Excerpt >>
• • • • •

Windjammers (Nintendo Switch) Review

By Renan Fontes 13.08.2019

Review for Windjammers on Nintendo Switch

Originally released for the Neo Geo in 1994, Windjammers (originally titled Flying Power Disc in Japan) took the classic Pong formula, and added a level of flare and speed that frankly should not have worked nearly as well as it did. Despite being blatantly designed for competitive play, the world simply wasn't ready for Pong's natural, bombastic successor, prompting Data East to quietly put their Power Disc action to rest. Until now, that is. Nearly 25 years after its release, Windjammers makes its triumphant return, complete with online play and a flame that won't be put out anytime soon.

When directly compared to other competitive arcade titles from its era, Windjammers doesn't quite pale in comparison to, say, Street Fighter II Turbo, which also released in 1994. There isn't quite the same degree of depth present in Data East's Frisbee battler and while that may have more or less sealed the title's fate at the time, it doesn't cheapen the experience by any means. What's lacking in mechanical depth is more than made up for with an emphasis on high octane action, though.

Even when playing against easy CPUs, the disc flies fast, requiring quick reflexes at virtually every turn. Gameplay is very much twitch-based, especially on higher difficulties or against skilled opponents. There isn't much a character can pull off with their innate set of skills outside of a fairly easy to toggle super move, but it's exactly this limitation which allows each round to truly thrive.

• • • • •

Given data >>

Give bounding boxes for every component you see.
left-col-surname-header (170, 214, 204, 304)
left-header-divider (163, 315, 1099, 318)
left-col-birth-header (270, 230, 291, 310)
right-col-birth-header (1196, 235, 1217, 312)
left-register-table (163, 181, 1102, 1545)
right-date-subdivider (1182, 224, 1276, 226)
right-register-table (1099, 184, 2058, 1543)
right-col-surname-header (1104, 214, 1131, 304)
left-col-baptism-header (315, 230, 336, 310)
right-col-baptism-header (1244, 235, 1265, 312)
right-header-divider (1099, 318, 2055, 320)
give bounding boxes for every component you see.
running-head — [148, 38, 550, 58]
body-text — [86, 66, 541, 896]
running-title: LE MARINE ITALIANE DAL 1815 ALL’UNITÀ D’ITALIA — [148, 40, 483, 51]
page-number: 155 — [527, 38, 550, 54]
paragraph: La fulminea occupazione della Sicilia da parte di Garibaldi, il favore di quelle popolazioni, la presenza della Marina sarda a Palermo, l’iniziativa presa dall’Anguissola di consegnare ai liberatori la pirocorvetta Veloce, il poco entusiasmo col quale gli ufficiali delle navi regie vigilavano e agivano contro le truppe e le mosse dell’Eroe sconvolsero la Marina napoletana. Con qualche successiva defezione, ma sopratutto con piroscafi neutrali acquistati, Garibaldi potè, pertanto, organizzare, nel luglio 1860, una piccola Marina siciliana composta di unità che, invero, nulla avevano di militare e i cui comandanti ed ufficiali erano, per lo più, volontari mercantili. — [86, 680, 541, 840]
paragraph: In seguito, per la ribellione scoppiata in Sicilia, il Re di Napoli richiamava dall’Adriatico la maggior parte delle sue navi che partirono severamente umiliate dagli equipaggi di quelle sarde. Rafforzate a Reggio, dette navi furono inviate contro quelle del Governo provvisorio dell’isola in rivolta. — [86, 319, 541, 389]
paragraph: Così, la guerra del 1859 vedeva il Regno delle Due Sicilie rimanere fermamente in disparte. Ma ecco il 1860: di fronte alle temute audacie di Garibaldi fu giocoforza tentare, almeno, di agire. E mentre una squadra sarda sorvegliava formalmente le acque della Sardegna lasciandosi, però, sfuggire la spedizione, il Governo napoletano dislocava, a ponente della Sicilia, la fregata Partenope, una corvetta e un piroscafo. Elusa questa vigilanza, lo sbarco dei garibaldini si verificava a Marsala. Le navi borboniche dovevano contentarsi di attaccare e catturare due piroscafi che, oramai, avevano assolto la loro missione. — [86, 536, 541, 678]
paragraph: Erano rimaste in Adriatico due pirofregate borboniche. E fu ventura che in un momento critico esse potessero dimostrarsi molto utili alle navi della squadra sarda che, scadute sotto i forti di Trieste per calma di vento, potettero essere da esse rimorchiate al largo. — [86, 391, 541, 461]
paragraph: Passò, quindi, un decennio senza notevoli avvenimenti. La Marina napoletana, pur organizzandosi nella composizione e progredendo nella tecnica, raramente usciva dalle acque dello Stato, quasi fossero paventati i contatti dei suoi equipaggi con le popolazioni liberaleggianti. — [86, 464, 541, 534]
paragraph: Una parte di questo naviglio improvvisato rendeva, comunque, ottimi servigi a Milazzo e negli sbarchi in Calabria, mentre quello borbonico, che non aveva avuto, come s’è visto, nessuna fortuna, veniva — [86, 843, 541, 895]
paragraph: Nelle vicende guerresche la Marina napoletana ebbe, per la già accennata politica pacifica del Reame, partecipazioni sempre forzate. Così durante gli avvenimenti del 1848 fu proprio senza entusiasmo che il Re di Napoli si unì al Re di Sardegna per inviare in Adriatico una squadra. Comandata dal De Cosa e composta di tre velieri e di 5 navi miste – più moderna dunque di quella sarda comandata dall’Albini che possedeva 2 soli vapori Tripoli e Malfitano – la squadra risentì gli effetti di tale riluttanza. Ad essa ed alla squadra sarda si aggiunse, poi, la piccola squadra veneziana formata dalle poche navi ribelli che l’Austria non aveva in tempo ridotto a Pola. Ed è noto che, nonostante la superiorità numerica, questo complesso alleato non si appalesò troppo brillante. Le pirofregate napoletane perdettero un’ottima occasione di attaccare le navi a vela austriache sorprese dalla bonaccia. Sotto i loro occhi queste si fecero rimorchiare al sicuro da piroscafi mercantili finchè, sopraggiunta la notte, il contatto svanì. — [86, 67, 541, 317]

• • • • •

Problem requirements >>
Could you give the Windjammers review again, starting with "When directly compared" and going on through "to truly thrive.", but change "Frisbee battler" to "disc-throwing brawler"?

Exercise answer >>
When directly compared to other competitive arcade titles from its era, Windjammers doesn't quite pale in comparison to, say, Street Fighter II Turbo, which also released in 1994. There isn't quite the same degree of depth present in Data East's disc-throwing brawler and while that may have more or less sealed the title's fate at the time, it doesn't cheapen the experience by any means. What's lacking in mechanical depth is more than made up for with an emphasis on high octane action, though.

Even when playing against easy CPUs, the disc flies fast, requiring quick reflexes at virtually every turn. Gameplay is very much twitch-based, especially on higher difficulties or against skilled opponents. There isn't much a character can pull off with their innate set of skills outside of a fairly easy to toggle super move, but it's exactly this limitation which allows each round to truly thrive.